- **TASK BRIEF**
The entries below contain pictures. Retype everything except those pictures, exactly as given.

Recorded data:
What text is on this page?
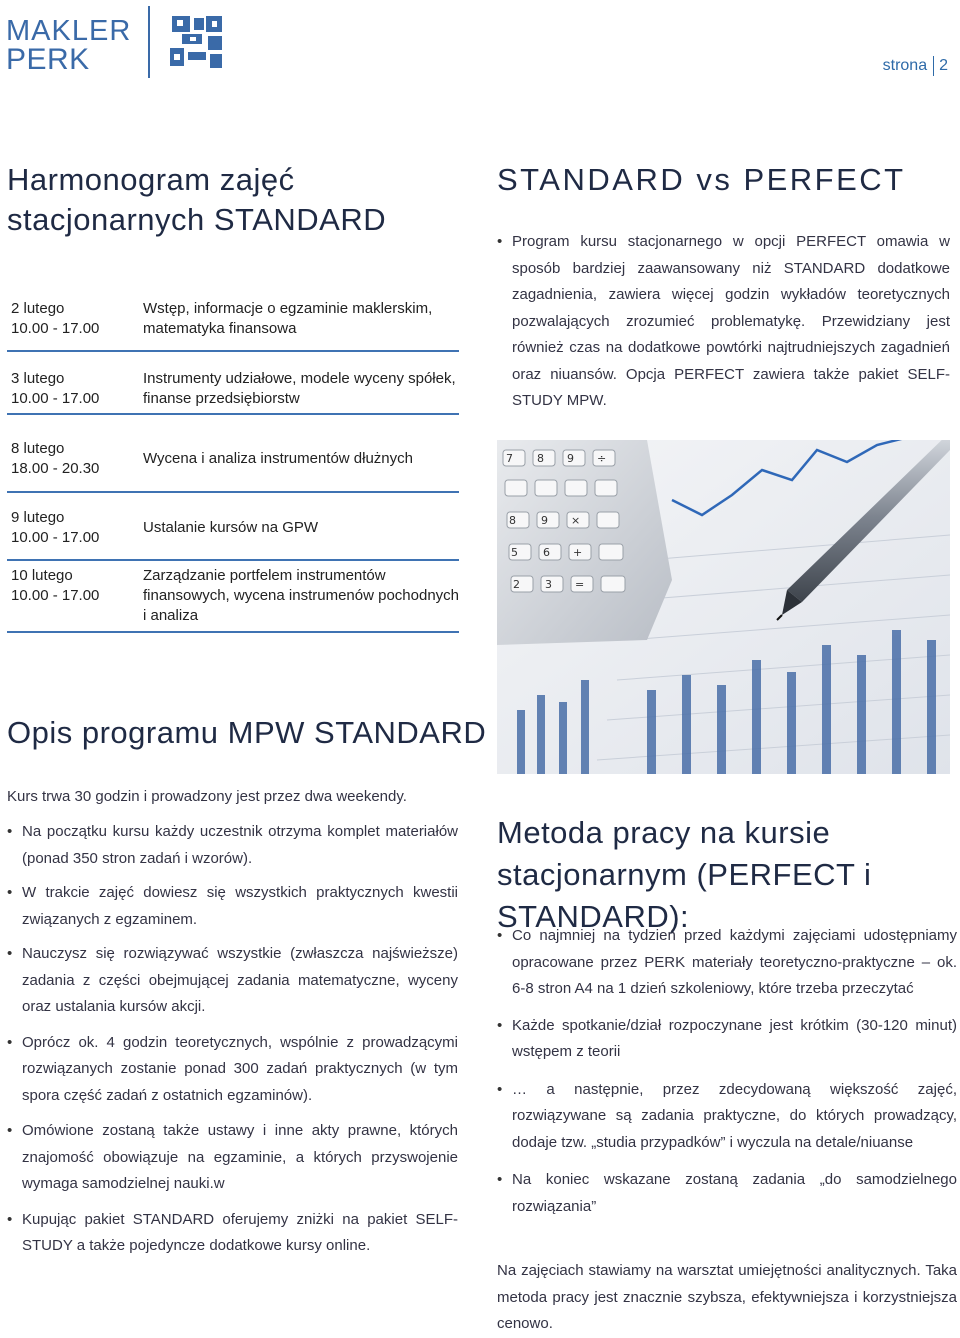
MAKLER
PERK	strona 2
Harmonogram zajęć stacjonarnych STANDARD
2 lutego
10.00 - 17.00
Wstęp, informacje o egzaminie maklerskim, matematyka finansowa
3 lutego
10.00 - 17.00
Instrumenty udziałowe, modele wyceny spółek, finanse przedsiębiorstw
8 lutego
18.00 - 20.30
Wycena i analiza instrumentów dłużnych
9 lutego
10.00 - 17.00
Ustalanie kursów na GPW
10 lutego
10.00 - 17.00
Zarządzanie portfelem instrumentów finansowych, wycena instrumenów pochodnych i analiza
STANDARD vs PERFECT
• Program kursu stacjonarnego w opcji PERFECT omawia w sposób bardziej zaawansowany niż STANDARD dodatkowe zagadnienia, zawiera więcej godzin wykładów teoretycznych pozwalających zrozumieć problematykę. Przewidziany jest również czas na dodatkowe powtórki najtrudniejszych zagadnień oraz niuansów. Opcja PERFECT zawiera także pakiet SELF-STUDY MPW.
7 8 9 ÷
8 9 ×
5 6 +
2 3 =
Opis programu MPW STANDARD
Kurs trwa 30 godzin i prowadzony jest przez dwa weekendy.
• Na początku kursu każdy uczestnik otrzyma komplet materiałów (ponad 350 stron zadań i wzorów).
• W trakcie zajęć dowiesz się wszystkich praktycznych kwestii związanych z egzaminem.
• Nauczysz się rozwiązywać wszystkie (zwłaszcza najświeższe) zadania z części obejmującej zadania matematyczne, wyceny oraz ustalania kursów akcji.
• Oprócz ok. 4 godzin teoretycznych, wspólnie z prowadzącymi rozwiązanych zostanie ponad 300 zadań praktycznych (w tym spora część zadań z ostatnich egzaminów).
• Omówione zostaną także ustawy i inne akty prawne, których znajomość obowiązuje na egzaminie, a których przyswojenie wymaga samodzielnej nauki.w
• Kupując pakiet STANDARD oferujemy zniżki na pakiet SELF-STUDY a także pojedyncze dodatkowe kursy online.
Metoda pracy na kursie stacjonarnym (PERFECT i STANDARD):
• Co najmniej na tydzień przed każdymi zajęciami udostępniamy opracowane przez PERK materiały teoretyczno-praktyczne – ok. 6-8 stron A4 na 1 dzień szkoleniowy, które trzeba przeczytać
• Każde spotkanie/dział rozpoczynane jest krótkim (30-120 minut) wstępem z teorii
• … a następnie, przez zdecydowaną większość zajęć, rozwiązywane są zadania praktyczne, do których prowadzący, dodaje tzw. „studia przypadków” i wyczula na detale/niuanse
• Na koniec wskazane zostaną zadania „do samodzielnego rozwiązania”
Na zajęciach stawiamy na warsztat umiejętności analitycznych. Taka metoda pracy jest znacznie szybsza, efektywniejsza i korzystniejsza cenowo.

- **COMPLETED EXERCISE**
What text is on this page?
MAKLER
PERK	strona 2
Harmonogram zajęć stacjonarnych STANDARD
2 lutego
10.00 - 17.00
Wstęp, informacje o egzaminie maklerskim, matematyka finansowa
3 lutego
10.00 - 17.00
Instrumenty udziałowe, modele wyceny spółek, finanse przedsiębiorstw
8 lutego
18.00 - 20.30
Wycena i analiza instrumentów dłużnych
9 lutego
10.00 - 17.00
Ustalanie kursów na GPW
10 lutego
10.00 - 17.00
Zarządzanie portfelem instrumentów finansowych, wycena instrumenów pochodnych i analiza
STANDARD vs PERFECT
• Program kursu stacjonarnego w opcji PERFECT omawia w sposób bardziej zaawansowany niż STANDARD dodatkowe zagadnienia, zawiera więcej godzin wykładów teoretycznych pozwalających zrozumieć problematykę. Przewidziany jest również czas na dodatkowe powtórki najtrudniejszych zagadnień oraz niuansów. Opcja PERFECT zawiera także pakiet SELF-STUDY MPW.
7 8 9 ÷
8 9 ×
5 6 +
2 3 =
Opis programu MPW STANDARD
Kurs trwa 30 godzin i prowadzony jest przez dwa weekendy.
• Na początku kursu każdy uczestnik otrzyma komplet materiałów (ponad 350 stron zadań i wzorów).
• W trakcie zajęć dowiesz się wszystkich praktycznych kwestii związanych z egzaminem.
• Nauczysz się rozwiązywać wszystkie (zwłaszcza najświeższe) zadania z części obejmującej zadania matematyczne, wyceny oraz ustalania kursów akcji.
• Oprócz ok. 4 godzin teoretycznych, wspólnie z prowadzącymi rozwiązanych zostanie ponad 300 zadań praktycznych (w tym spora część zadań z ostatnich egzaminów).
• Omówione zostaną także ustawy i inne akty prawne, których znajomość obowiązuje na egzaminie, a których przyswojenie wymaga samodzielnej nauki.w
• Kupując pakiet STANDARD oferujemy zniżki na pakiet SELF-STUDY a także pojedyncze dodatkowe kursy online.
Metoda pracy na kursie stacjonarnym (PERFECT i STANDARD):
• Co najmniej na tydzień przed każdymi zajęciami udostępniamy opracowane przez PERK materiały teoretyczno-praktyczne – ok. 6-8 stron A4 na 1 dzień szkoleniowy, które trzeba przeczytać
• Każde spotkanie/dział rozpoczynane jest krótkim (30-120 minut) wstępem z teorii
• … a następnie, przez zdecydowaną większość zajęć, rozwiązywane są zadania praktyczne, do których prowadzący, dodaje tzw. „studia przypadków” i wyczula na detale/niuanse
• Na koniec wskazane zostaną zadania „do samodzielnego rozwiązania”
Na zajęciach stawiamy na warsztat umiejętności analitycznych. Taka metoda pracy jest znacznie szybsza, efektywniejsza i korzystniejsza cenowo.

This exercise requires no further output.